#### TASK:
Output the records exactly as they appear, with no pictures included.
-- Begin --
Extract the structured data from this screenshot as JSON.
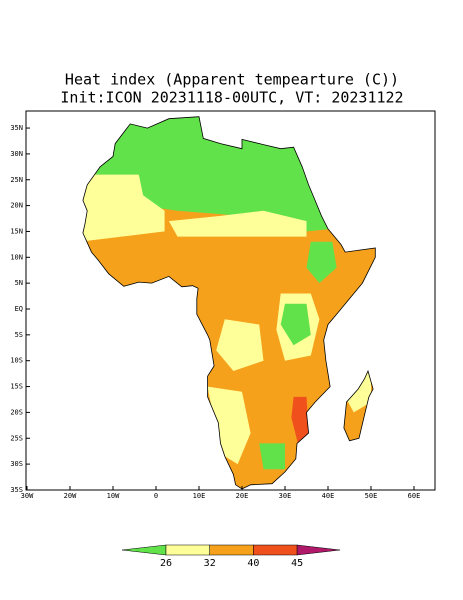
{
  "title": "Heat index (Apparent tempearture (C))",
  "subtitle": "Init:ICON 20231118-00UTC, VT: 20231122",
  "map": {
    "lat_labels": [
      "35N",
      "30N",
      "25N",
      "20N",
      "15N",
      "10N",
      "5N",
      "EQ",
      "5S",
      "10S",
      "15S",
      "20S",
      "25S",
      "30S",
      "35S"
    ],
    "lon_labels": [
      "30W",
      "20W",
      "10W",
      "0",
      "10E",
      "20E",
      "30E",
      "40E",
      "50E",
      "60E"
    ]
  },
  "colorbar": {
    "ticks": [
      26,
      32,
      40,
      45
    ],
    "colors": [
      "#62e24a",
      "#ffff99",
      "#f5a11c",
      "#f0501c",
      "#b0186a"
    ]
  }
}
-- End --
#### TASK SOLUTION:
Extract the structured data from this screenshot as JSON.
{
  "title": "Heat index (Apparent tempearture (C))",
  "subtitle": "Init:ICON 20231118-00UTC, VT: 20231122",
  "map": {
    "lat_labels": [
      "35N",
      "30N",
      "25N",
      "20N",
      "15N",
      "10N",
      "5N",
      "EQ",
      "5S",
      "10S",
      "15S",
      "20S",
      "25S",
      "30S",
      "35S"
    ],
    "lon_labels": [
      "30W",
      "20W",
      "10W",
      "0",
      "10E",
      "20E",
      "30E",
      "40E",
      "50E",
      "60E"
    ]
  },
  "colorbar": {
    "ticks": [
      26,
      32,
      40,
      45
    ],
    "colors": [
      "#62e24a",
      "#ffff99",
      "#f5a11c",
      "#f0501c",
      "#b0186a"
    ]
  }
}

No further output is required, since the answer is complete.